OBJECTIVE: Only the pictures are left out: repeat the rest of the entries exactly.

[BEGIN DATA TO USE]

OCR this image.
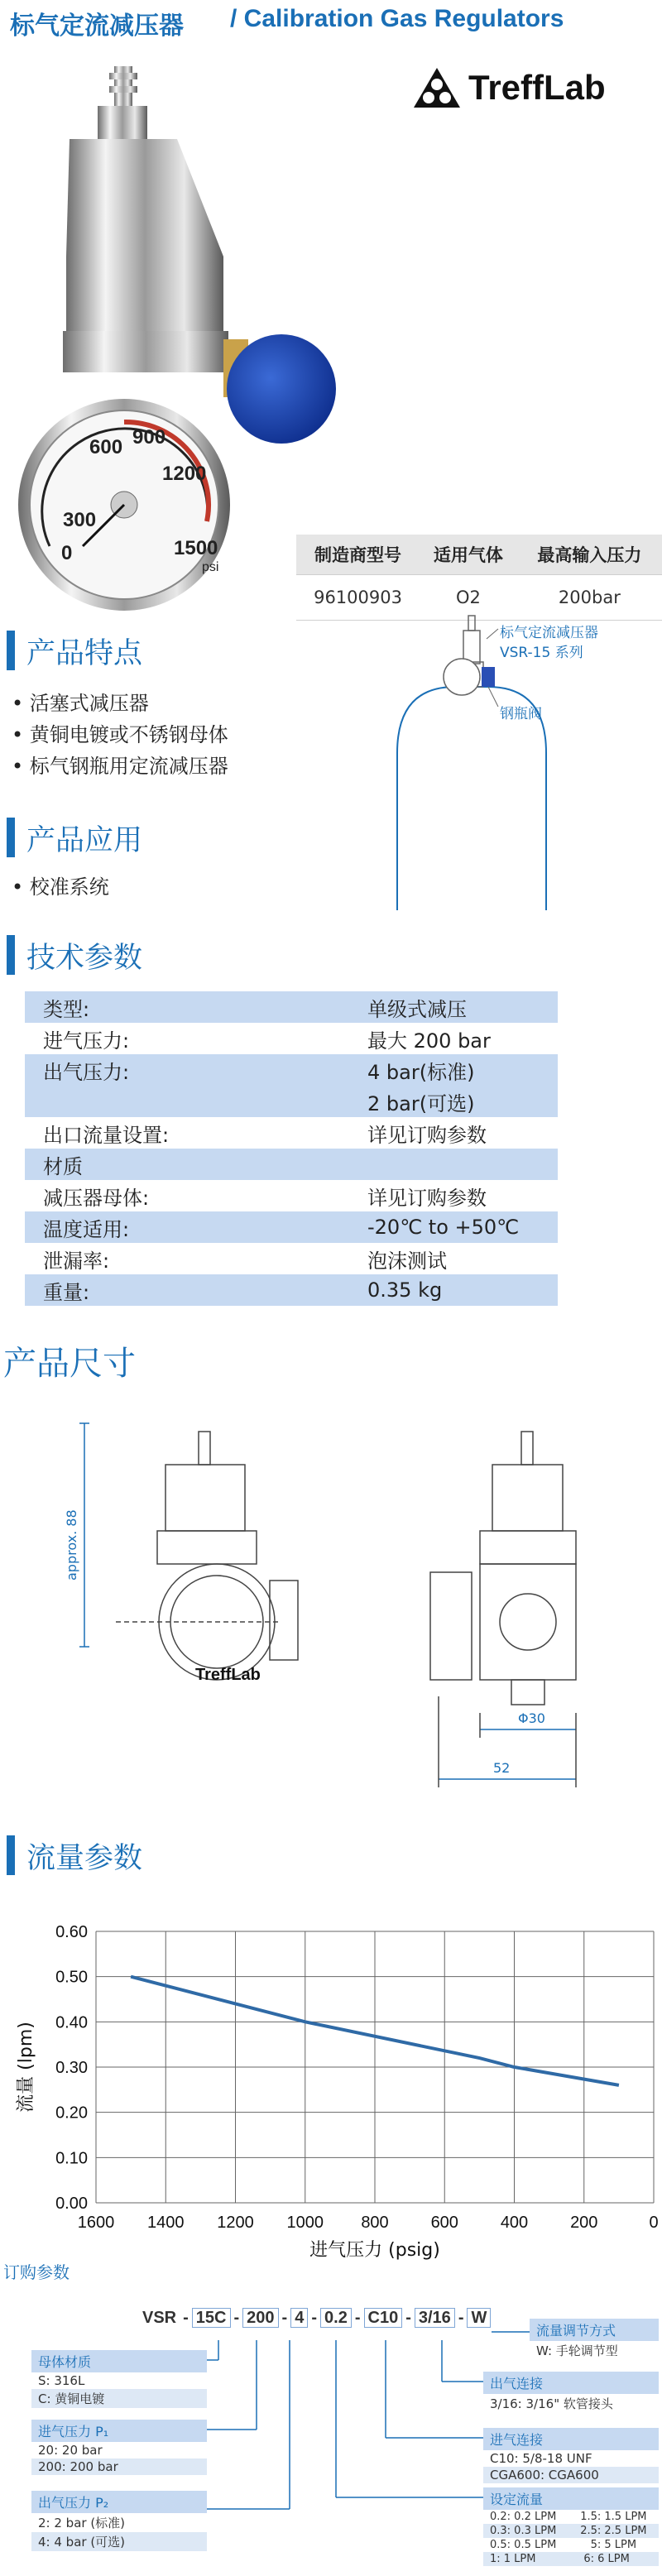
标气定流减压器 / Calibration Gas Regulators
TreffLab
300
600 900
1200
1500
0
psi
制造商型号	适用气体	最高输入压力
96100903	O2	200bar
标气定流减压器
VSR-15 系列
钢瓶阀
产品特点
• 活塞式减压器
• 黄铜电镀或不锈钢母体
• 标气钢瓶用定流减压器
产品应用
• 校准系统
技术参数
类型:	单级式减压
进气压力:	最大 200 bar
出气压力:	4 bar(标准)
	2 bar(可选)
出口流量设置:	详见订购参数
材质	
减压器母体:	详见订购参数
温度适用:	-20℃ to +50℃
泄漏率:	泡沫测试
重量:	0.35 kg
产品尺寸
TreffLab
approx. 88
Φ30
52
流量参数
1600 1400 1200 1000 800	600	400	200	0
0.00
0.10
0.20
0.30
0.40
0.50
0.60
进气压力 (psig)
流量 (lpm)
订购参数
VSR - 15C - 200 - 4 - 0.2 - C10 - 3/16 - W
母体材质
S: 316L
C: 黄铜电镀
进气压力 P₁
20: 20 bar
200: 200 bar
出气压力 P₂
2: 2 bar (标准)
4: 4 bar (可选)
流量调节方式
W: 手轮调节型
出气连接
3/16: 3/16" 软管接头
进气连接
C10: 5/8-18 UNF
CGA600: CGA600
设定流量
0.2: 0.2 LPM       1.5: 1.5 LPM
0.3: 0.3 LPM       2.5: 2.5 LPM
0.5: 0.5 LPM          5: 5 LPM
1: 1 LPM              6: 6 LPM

[END DATA TO USE]

RESPONSE TO THE TASK:
OCR this image.
标气定流减压器 / Calibration Gas Regulators
TreffLab
300
600 900
1200
1500
0
psi
制造商型号	适用气体	最高输入压力
96100903	O2	200bar
标气定流减压器
VSR-15 系列
钢瓶阀
产品特点
• 活塞式减压器
• 黄铜电镀或不锈钢母体
• 标气钢瓶用定流减压器
产品应用
• 校准系统
技术参数
类型:	单级式减压
进气压力:	最大 200 bar
出气压力:	4 bar(标准)
	2 bar(可选)
出口流量设置:	详见订购参数
材质	
减压器母体:	详见订购参数
温度适用:	-20℃ to +50℃
泄漏率:	泡沫测试
重量:	0.35 kg
产品尺寸
TreffLab
approx. 88
Φ30
52
流量参数
1600 1400 1200 1000 800	600	400	200	0
0.00
0.10
0.20
0.30
0.40
0.50
0.60
进气压力 (psig)
流量 (lpm)
订购参数
VSR - 15C - 200 - 4 - 0.2 - C10 - 3/16 - W
母体材质
S: 316L
C: 黄铜电镀
进气压力 P₁
20: 20 bar
200: 200 bar
出气压力 P₂
2: 2 bar (标准)
4: 4 bar (可选)
流量调节方式
W: 手轮调节型
出气连接
3/16: 3/16" 软管接头
进气连接
C10: 5/8-18 UNF
CGA600: CGA600
设定流量
0.2: 0.2 LPM       1.5: 1.5 LPM
0.3: 0.3 LPM       2.5: 2.5 LPM
0.5: 0.5 LPM          5: 5 LPM
1: 1 LPM              6: 6 LPM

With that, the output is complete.